QUOTED TEXT:
• • • • •
In the Python version, the result array is allocated when the
multiplication is perfomed, so you are allocating and freeing the result
array each tim ein the loop. That may slow things down a little. In a
real application, you are less likely to be re-doing the same
computation over and over again, so the allocation would happen only
once. You might try something like this, and see if it is any faster (it
is more memory efficient)

Note also that there is some overhead in function calls in Python, so
you may get some speed up if you inline the call to mult_test. You can
decide for yourself if this would still be a fair comparison.

You might try something like this, and see if it is any faster (it is
more memory efficient) (unfortunately, MA doesn't seem to support the
thiord argument to multiply)

My version (I don't have TimerUtility, so I used time.clock instead) got
these times:
completed 1000 in 99.050000 seconds
3.74e+06 checked multiplies/second

My code:
alternative completed 1000 in 80.070000 seconds
4.62e+06 checked multiplies/second

It did buy you something: here is the code:
#!/usr/bin/env python2.1
import sys

# test harness for Masked array performonce

#from MA import *
from Numeric import *

from time import clock

def mult_test(a1, a2):
res = a1 * a2

if __name__ == '__main__':
repeat = 100
gates = 1000
beams = 370

if len(sys.argv) > 1:
repeat = int(sys.argv[1])

t1 = ones((beams, gates), Float)
a1 = t1
a2 = t1

i = 0
start = clock()
while (i < repeat):
i = i+1
res = mult_test(a1, a2)

elapsed = clock() - start
print 'completed %d in %f seconds' % (repeat , elapsed)
cntMultiply = repeat*gates*beams
print '%8.3g checked multiplies/second' % (cntMultiply/elapsed)
• • • • •
INFORMATION SHOWN:
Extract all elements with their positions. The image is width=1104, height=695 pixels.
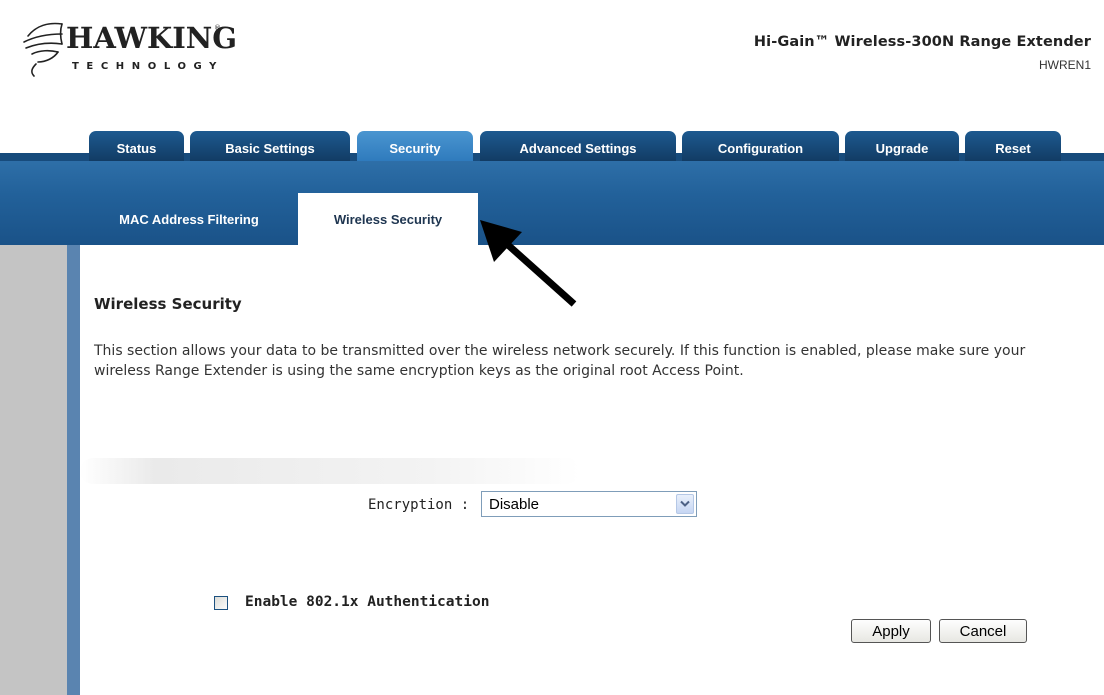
• • • • •
OBJECTIVES:
1) Please answer from the multiplication timing post: what did the writer use instead of TimerUtility?
2) Do these statements agree with the multiplication timing post? (a) Function calls in Python carry some overhead. (b) The alternative version took more than 99 seconds to complete 1000 runs. (c) The suggested alternative is more memory efficient.
3) Pick up the multiplication timing post from its last line and keep writing.

EXPECTED RESPONSES:
1) time.clock

2)
(a) Yes: "there is some overhead in function calls in Python"
(b) No: "alternative completed 1000 in 80.070000 seconds"
(c) Yes: "it is more memory efficient"

3)
print

# alternative:
res = zeros(a1.shape,Float)

i = 0
start = clock()
while (i < repeat):
i = i+1
multiply(a1, a2, res)

elapsed = clock() - start

print 'alternative completed %d in %f seconds' % (repeat , elapsed)
cntMultiply = repeat*gates*beams
print '%8.3g checked multiplies/second' % (cntMultiply/elapsed)
print

Another note: calling ones with Float as your type gives you a Python
float, which is a C double. Use 'f' or Float32 to get a C float. I've
found on Intel hardware, doubles are just as fast (the FPU used doubles
anyway), but they do use more memory, so this could make a difference.

-Chris

--
Christopher Barker,
Ph.D.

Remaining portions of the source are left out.